*EXERCISE*
Write out all the material exactly. Leave nothing out.

+--

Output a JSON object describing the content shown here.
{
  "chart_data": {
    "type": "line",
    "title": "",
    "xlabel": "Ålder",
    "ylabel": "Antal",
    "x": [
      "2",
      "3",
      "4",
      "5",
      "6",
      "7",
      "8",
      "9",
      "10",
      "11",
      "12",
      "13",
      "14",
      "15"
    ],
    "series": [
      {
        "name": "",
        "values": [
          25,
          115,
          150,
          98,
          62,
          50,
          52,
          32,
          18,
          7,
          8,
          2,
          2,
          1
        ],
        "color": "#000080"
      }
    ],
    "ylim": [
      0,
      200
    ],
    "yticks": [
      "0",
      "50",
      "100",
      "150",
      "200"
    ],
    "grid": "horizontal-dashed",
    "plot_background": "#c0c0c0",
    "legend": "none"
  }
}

+--

*WRITTEN RESPONSE*
Output a JSON object describing the content shown here.
{
  "chart_data": {
    "type": "line",
    "title": "",
    "xlabel": "Ålder",
    "ylabel": "Antal",
    "x": [
      "2",
      "3",
      "4",
      "5",
      "6",
      "7",
      "8",
      "9",
      "10",
      "11",
      "12",
      "13",
      "14",
      "15"
    ],
    "series": [
      {
        "name": "",
        "values": [
          25,
          115,
          150,
          98,
          62,
          50,
          52,
          32,
          18,
          7,
          8,
          2,
          2,
          1
        ],
        "color": "#000080"
      }
    ],
    "ylim": [
      0,
      200
    ],
    "yticks": [
      "0",
      "50",
      "100",
      "150",
      "200"
    ],
    "grid": "horizontal-dashed",
    "plot_background": "#c0c0c0",
    "legend": "none"
  }
}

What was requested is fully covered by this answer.